**Problem to solve**
Copy the listing verbatim, excluding any images found in it.

Stored data
···
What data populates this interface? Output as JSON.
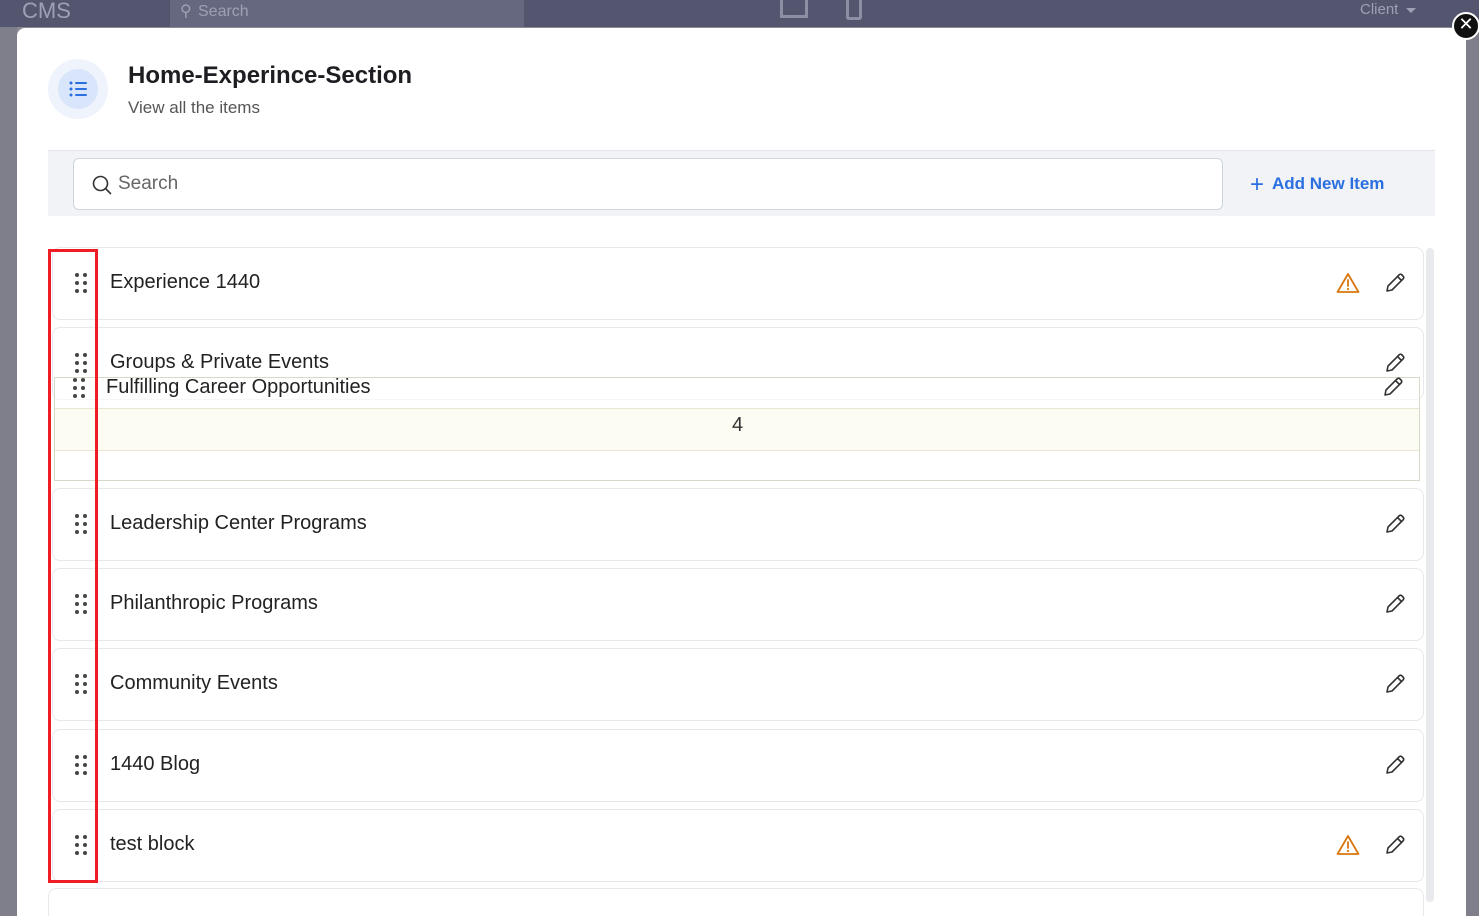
{
  "background": {
    "brand": "CMS",
    "search_placeholder": "Search",
    "client_label": "Client"
  },
  "header": {
    "title": "Home-Experince-Section",
    "subtitle": "View all the items"
  },
  "toolbar": {
    "search_placeholder": "Search",
    "add_label": "Add New Item",
    "add_color": "#2b6fe0"
  },
  "items": [
    {
      "label": "Experience 1440",
      "warning": true
    },
    {
      "label": "Groups & Private Events",
      "warning": false
    },
    {
      "label": "Leadership Center Programs",
      "warning": false
    },
    {
      "label": "Philanthropic Programs",
      "warning": false
    },
    {
      "label": "Community Events",
      "warning": false
    },
    {
      "label": "1440 Blog",
      "warning": false
    },
    {
      "label": "test block",
      "warning": true
    }
  ],
  "dragging_item": {
    "label": "Fulfilling Career Opportunities",
    "drop_index": "4"
  },
  "colors": {
    "warning": "#d9770f",
    "highlight": "#ee1c24"
  }
}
···
**Exercise output**
What data populates this interface? Output as JSON.
{
  "background": {
    "brand": "CMS",
    "search_placeholder": "Search",
    "client_label": "Client"
  },
  "header": {
    "title": "Home-Experince-Section",
    "subtitle": "View all the items"
  },
  "toolbar": {
    "search_placeholder": "Search",
    "add_label": "Add New Item",
    "add_color": "#2b6fe0"
  },
  "items": [
    {
      "label": "Experience 1440",
      "warning": true
    },
    {
      "label": "Groups & Private Events",
      "warning": false
    },
    {
      "label": "Leadership Center Programs",
      "warning": false
    },
    {
      "label": "Philanthropic Programs",
      "warning": false
    },
    {
      "label": "Community Events",
      "warning": false
    },
    {
      "label": "1440 Blog",
      "warning": false
    },
    {
      "label": "test block",
      "warning": true
    }
  ],
  "dragging_item": {
    "label": "Fulfilling Career Opportunities",
    "drop_index": "4"
  },
  "colors": {
    "warning": "#d9770f",
    "highlight": "#ee1c24"
  }
}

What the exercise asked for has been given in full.